** Start of Listed records **

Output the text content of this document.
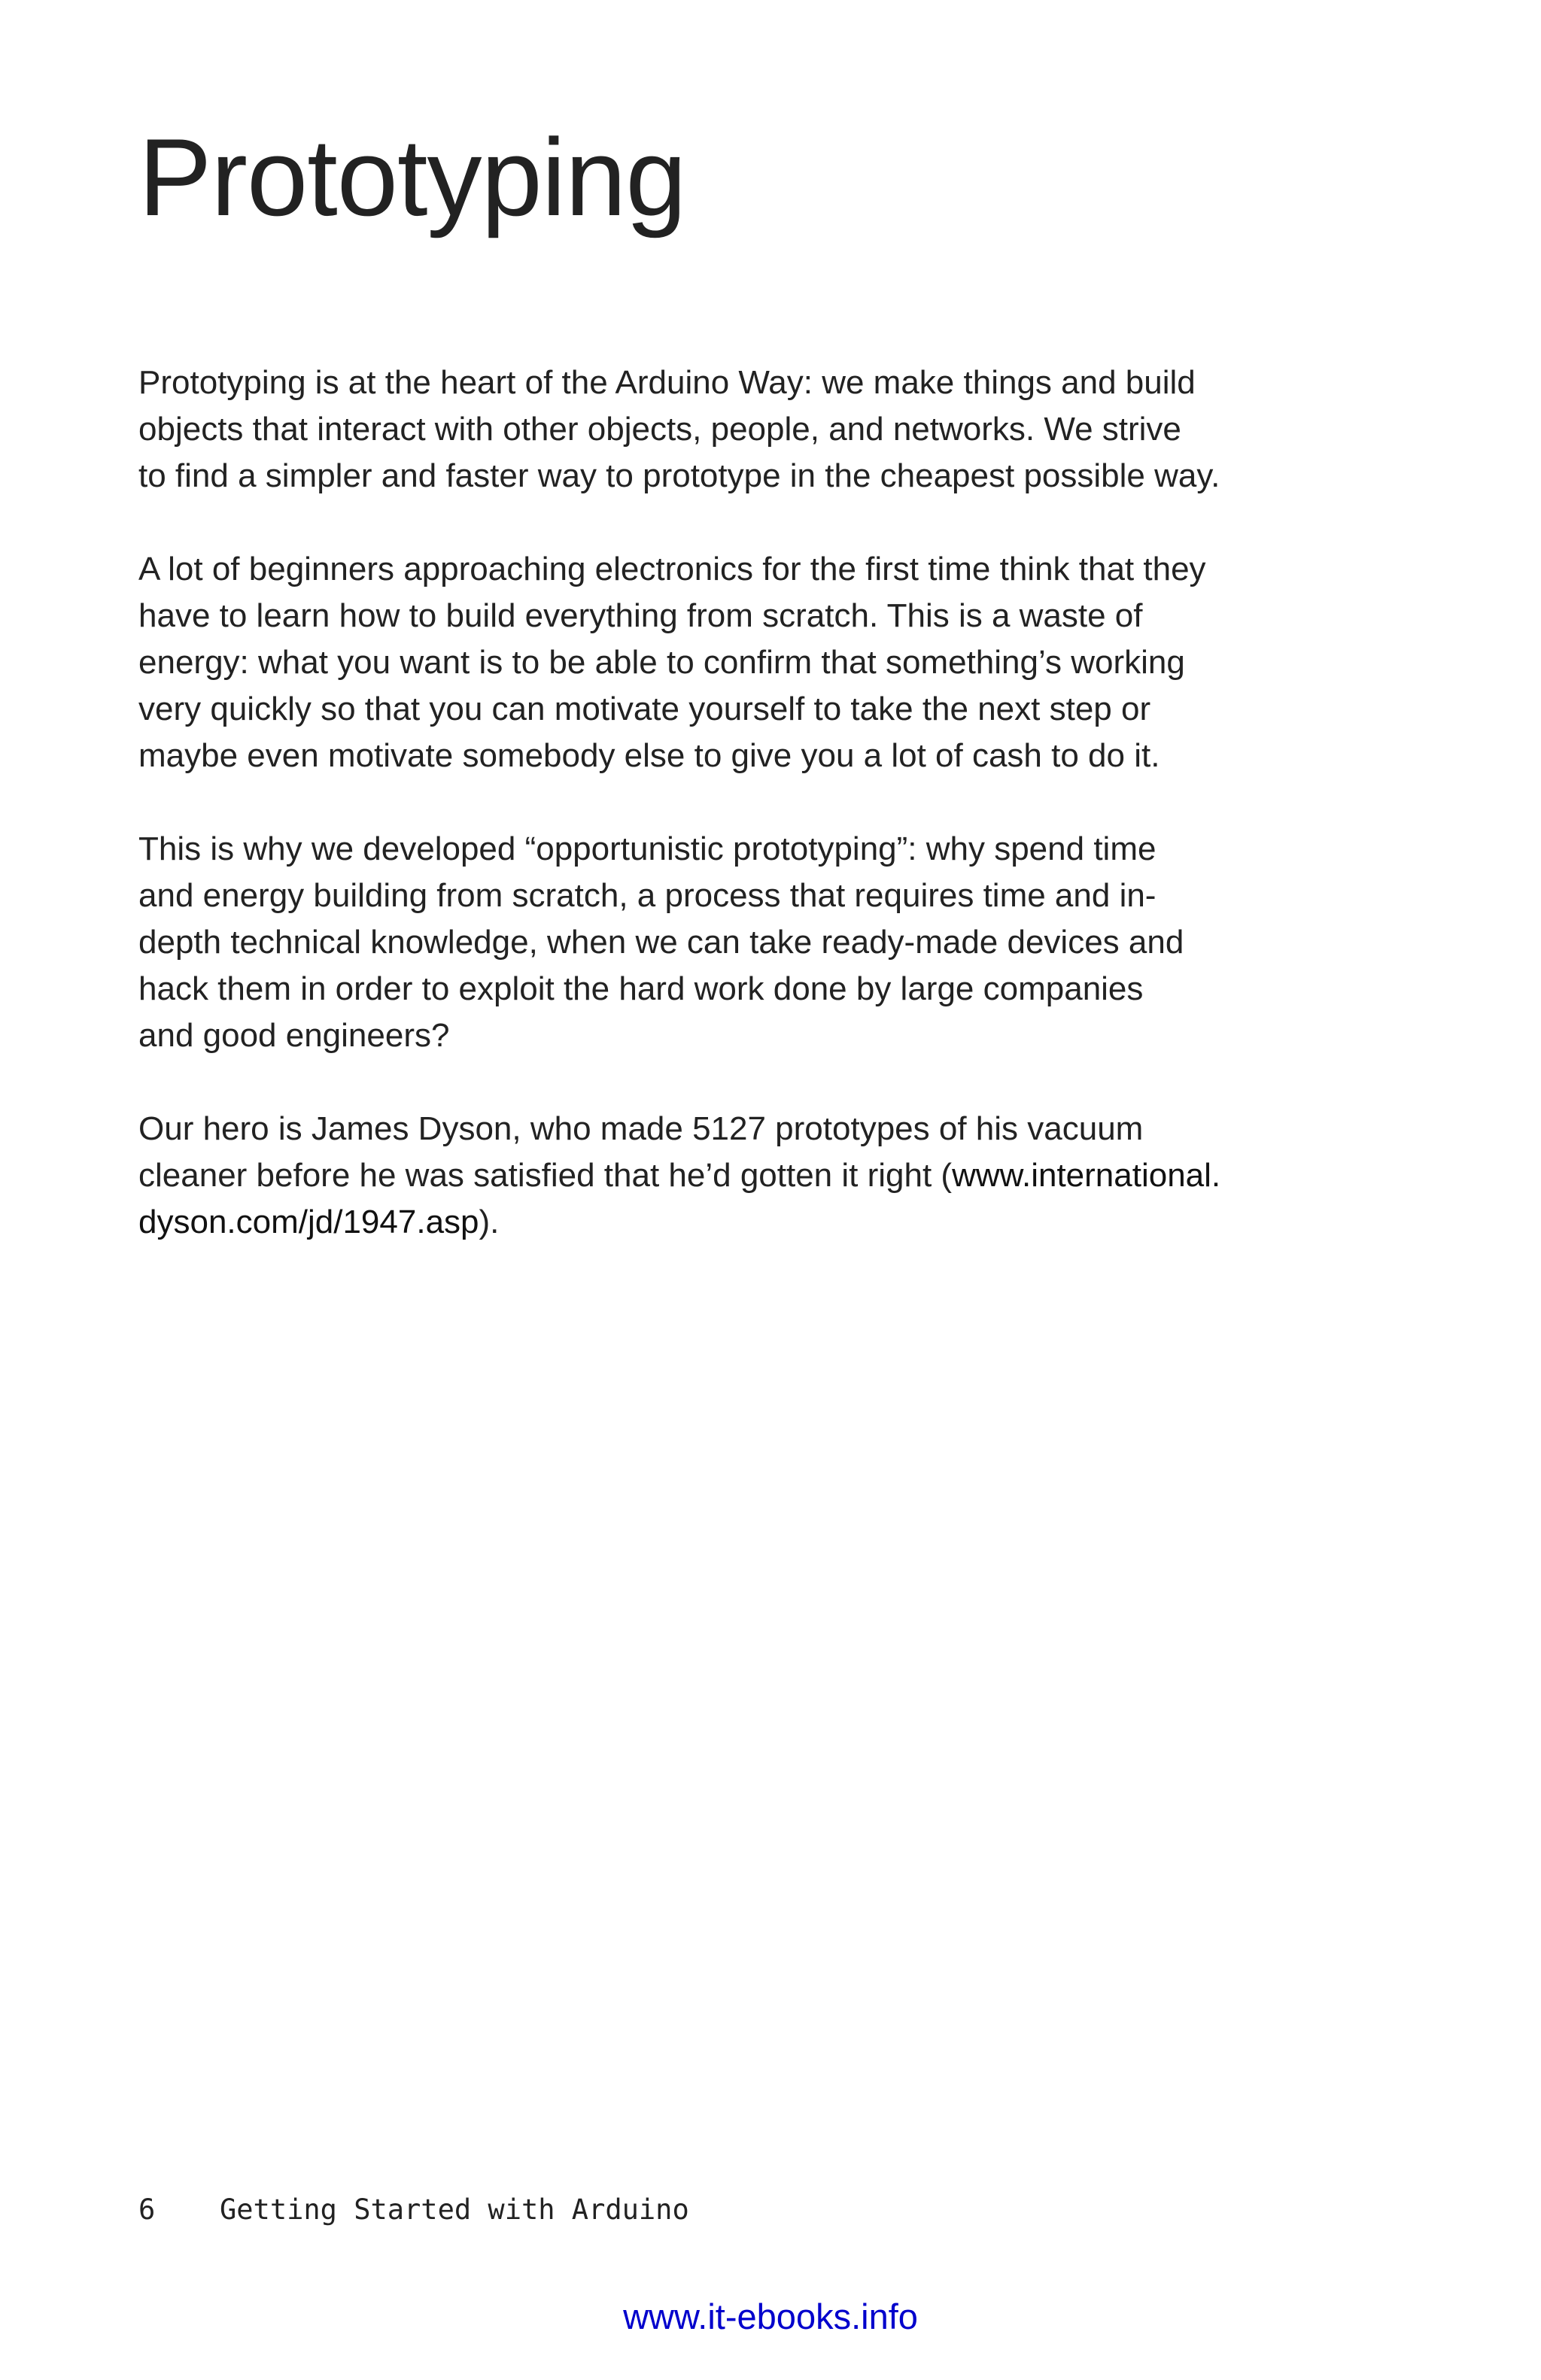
Prototyping

Prototyping is at the heart of the Arduino Way: we make things and build
objects that interact with other objects, people, and networks. We strive
to find a simpler and faster way to prototype in the cheapest possible way.

A lot of beginners approaching electronics for the first time think that they
have to learn how to build everything from scratch. This is a waste of
energy: what you want is to be able to confirm that something’s working
very quickly so that you can motivate yourself to take the next step or
maybe even motivate somebody else to give you a lot of cash to do it.

This is why we developed “opportunistic prototyping”: why spend time
and energy building from scratch, a process that requires time and in-
depth technical knowledge, when we can take ready-made devices and
hack them in order to exploit the hard work done by large companies
and good engineers?

Our hero is James Dyson, who made 5127 prototypes of his vacuum
cleaner before he was satisfied that he’d gotten it right (www.international.
dyson.com/jd/1947.asp).

6 Getting Started with Arduino
www.it-ebooks.info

** End of Listed records **

Leave the images out and output the remaining material exactly as it stands.

Output the text content of this document.
Prototyping

Prototyping is at the heart of the Arduino Way: we make things and build
objects that interact with other objects, people, and networks. We strive
to find a simpler and faster way to prototype in the cheapest possible way.

A lot of beginners approaching electronics for the first time think that they
have to learn how to build everything from scratch. This is a waste of
energy: what you want is to be able to confirm that something’s working
very quickly so that you can motivate yourself to take the next step or
maybe even motivate somebody else to give you a lot of cash to do it.

This is why we developed “opportunistic prototyping”: why spend time
and energy building from scratch, a process that requires time and in-
depth technical knowledge, when we can take ready-made devices and
hack them in order to exploit the hard work done by large companies
and good engineers?

Our hero is James Dyson, who made 5127 prototypes of his vacuum
cleaner before he was satisfied that he’d gotten it right (www.international.
dyson.com/jd/1947.asp).

6 Getting Started with Arduino
www.it-ebooks.info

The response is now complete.